MATERIAL PROVIDED ->
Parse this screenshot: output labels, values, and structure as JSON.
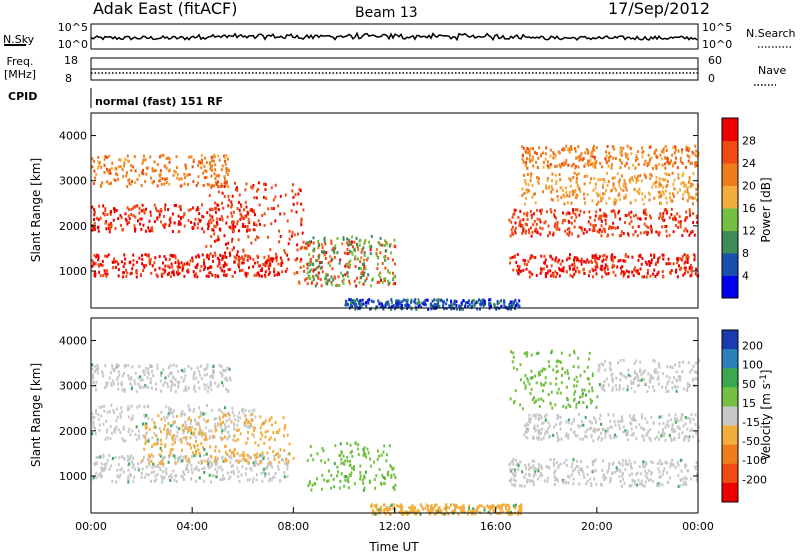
{
  "header": {
    "station": "Adak East (fitACF)",
    "beam": "Beam 13",
    "date": "17/Sep/2012"
  },
  "top_panels": {
    "nsky": {
      "left_label": "N.Sky",
      "right_label": "N.Search",
      "left_ticks": [
        "10^5",
        "10^0"
      ],
      "right_ticks": [
        "10^5",
        "10^0"
      ]
    },
    "freq": {
      "left_label_1": "Freq.",
      "left_label_2": "[MHz]",
      "right_label": "Nave",
      "left_ticks": [
        "18",
        "8"
      ],
      "right_ticks": [
        "60",
        "0"
      ]
    },
    "cpid": {
      "label": "CPID",
      "mode": "normal (fast) 151 RF"
    }
  },
  "chart_data": [
    {
      "type": "heatmap",
      "parameter": "Power",
      "ylabel": "Slant Range [km]",
      "colorbar_label": "Power [dB]",
      "y_ticks": [
        1000,
        2000,
        3000,
        4000
      ],
      "ylim": [
        180,
        4500
      ],
      "colorbar_ticks": [
        4,
        8,
        12,
        16,
        20,
        24,
        28
      ],
      "colorbar_range": [
        0,
        32
      ],
      "colorbar_colors": [
        "#0000ee",
        "#1a4fb0",
        "#3d8c5a",
        "#74c043",
        "#f2ad3c",
        "#f07d1a",
        "#ef4c14",
        "#ee0000"
      ],
      "scatter_bands": [
        {
          "t_start": 0.0,
          "t_end": 7.8,
          "r_start": 900,
          "r_end": 1400,
          "level": 29
        },
        {
          "t_start": 0.0,
          "t_end": 6.5,
          "r_start": 1900,
          "r_end": 2500,
          "level": 28
        },
        {
          "t_start": 0.0,
          "t_end": 5.5,
          "r_start": 2900,
          "r_end": 3600,
          "level": 22
        },
        {
          "t_start": 4.5,
          "t_end": 8.5,
          "r_start": 1200,
          "r_end": 3000,
          "level": 27
        },
        {
          "t_start": 8.0,
          "t_end": 12.0,
          "r_start": 700,
          "r_end": 1700,
          "level": 26
        },
        {
          "t_start": 8.5,
          "t_end": 12.0,
          "r_start": 700,
          "r_end": 1800,
          "level": 12
        },
        {
          "t_start": 10.0,
          "t_end": 17.0,
          "r_start": 180,
          "r_end": 400,
          "level": 6
        },
        {
          "t_start": 16.5,
          "t_end": 24.0,
          "r_start": 900,
          "r_end": 1400,
          "level": 29
        },
        {
          "t_start": 16.5,
          "t_end": 24.0,
          "r_start": 1800,
          "r_end": 2400,
          "level": 27
        },
        {
          "t_start": 17.0,
          "t_end": 24.0,
          "r_start": 2500,
          "r_end": 3200,
          "level": 20
        },
        {
          "t_start": 17.0,
          "t_end": 24.0,
          "r_start": 3300,
          "r_end": 3800,
          "level": 22
        }
      ]
    },
    {
      "type": "heatmap",
      "parameter": "Velocity",
      "ylabel": "Slant Range [km]",
      "xlabel": "Time UT",
      "colorbar_label": "Velocity [m s^-1]",
      "x_ticks": [
        "00:00",
        "04:00",
        "08:00",
        "12:00",
        "16:00",
        "20:00",
        "00:00"
      ],
      "xlim_hours": [
        0,
        24
      ],
      "y_ticks": [
        1000,
        2000,
        3000,
        4000
      ],
      "ylim": [
        180,
        4500
      ],
      "colorbar_ticks": [
        "200",
        "100",
        "50",
        "15",
        "-15",
        "-50",
        "-100",
        "-200"
      ],
      "colorbar_colors": [
        "#1a3cb0",
        "#2c7fb8",
        "#3aa84f",
        "#74c043",
        "#c8c8c8",
        "#f2ad3c",
        "#f07d1a",
        "#ef4c14",
        "#ee0000"
      ],
      "scatter_bands": [
        {
          "t_start": 0.0,
          "t_end": 7.8,
          "r_start": 900,
          "r_end": 1500,
          "level": "gray"
        },
        {
          "t_start": 0.0,
          "t_end": 6.5,
          "r_start": 1800,
          "r_end": 2600,
          "level": "gray"
        },
        {
          "t_start": 0.0,
          "t_end": 5.5,
          "r_start": 2900,
          "r_end": 3500,
          "level": "gray"
        },
        {
          "t_start": 2.0,
          "t_end": 8.0,
          "r_start": 1300,
          "r_end": 2400,
          "level": "orange"
        },
        {
          "t_start": 8.5,
          "t_end": 12.0,
          "r_start": 700,
          "r_end": 1800,
          "level": "green"
        },
        {
          "t_start": 11.0,
          "t_end": 17.0,
          "r_start": 180,
          "r_end": 400,
          "level": "orange"
        },
        {
          "t_start": 16.5,
          "t_end": 24.0,
          "r_start": 800,
          "r_end": 1400,
          "level": "gray"
        },
        {
          "t_start": 17.0,
          "t_end": 24.0,
          "r_start": 1800,
          "r_end": 2400,
          "level": "gray"
        },
        {
          "t_start": 16.5,
          "t_end": 20.0,
          "r_start": 2500,
          "r_end": 3800,
          "level": "green"
        },
        {
          "t_start": 20.0,
          "t_end": 24.0,
          "r_start": 2900,
          "r_end": 3600,
          "level": "gray"
        }
      ]
    }
  ],
  "colors": {
    "frame": "#000000",
    "background": "#ffffff"
  }
}
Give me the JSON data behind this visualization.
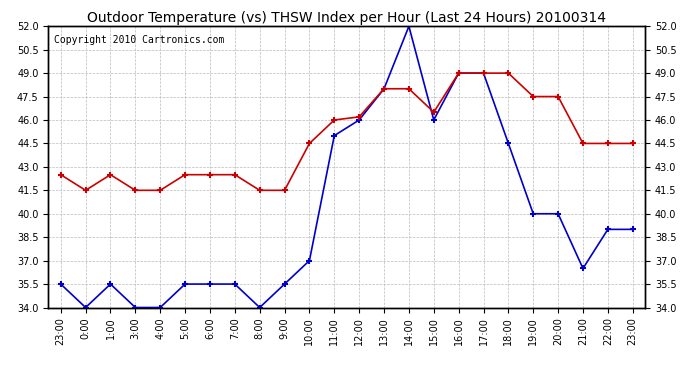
{
  "title": "Outdoor Temperature (vs) THSW Index per Hour (Last 24 Hours) 20100314",
  "copyright": "Copyright 2010 Cartronics.com",
  "x_ticks": [
    "23:00",
    "0:00",
    "1:00",
    "3:00",
    "4:00",
    "5:00",
    "6:00",
    "7:00",
    "8:00",
    "9:00",
    "10:00",
    "11:00",
    "12:00",
    "13:00",
    "14:00",
    "15:00",
    "16:00",
    "17:00",
    "18:00",
    "19:00",
    "20:00",
    "21:00",
    "22:00",
    "23:00"
  ],
  "blue_data": [
    35.5,
    34.0,
    35.5,
    34.0,
    34.0,
    35.5,
    35.5,
    35.5,
    34.0,
    35.5,
    37.0,
    45.0,
    46.0,
    48.0,
    52.0,
    46.0,
    49.0,
    49.0,
    44.5,
    40.0,
    40.0,
    36.5,
    39.0,
    39.0
  ],
  "red_data": [
    42.5,
    41.5,
    42.5,
    41.5,
    41.5,
    42.5,
    42.5,
    42.5,
    41.5,
    41.5,
    44.5,
    46.0,
    46.2,
    48.0,
    48.0,
    46.5,
    49.0,
    49.0,
    49.0,
    47.5,
    47.5,
    44.5,
    44.5,
    44.5
  ],
  "ylim": [
    34.0,
    52.0
  ],
  "yticks": [
    34.0,
    35.5,
    37.0,
    38.5,
    40.0,
    41.5,
    43.0,
    44.5,
    46.0,
    47.5,
    49.0,
    50.5,
    52.0
  ],
  "blue_color": "#0000cc",
  "red_color": "#cc0000",
  "bg_color": "#ffffff",
  "grid_color": "#bbbbbb",
  "title_fontsize": 10,
  "copyright_fontsize": 7
}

THE REQUEST -> Identify the lines in the entries that hold "parameter" and return each one.

THE SOLUTION ->
      "parameter": "Power",
      "parameter": "Velocity",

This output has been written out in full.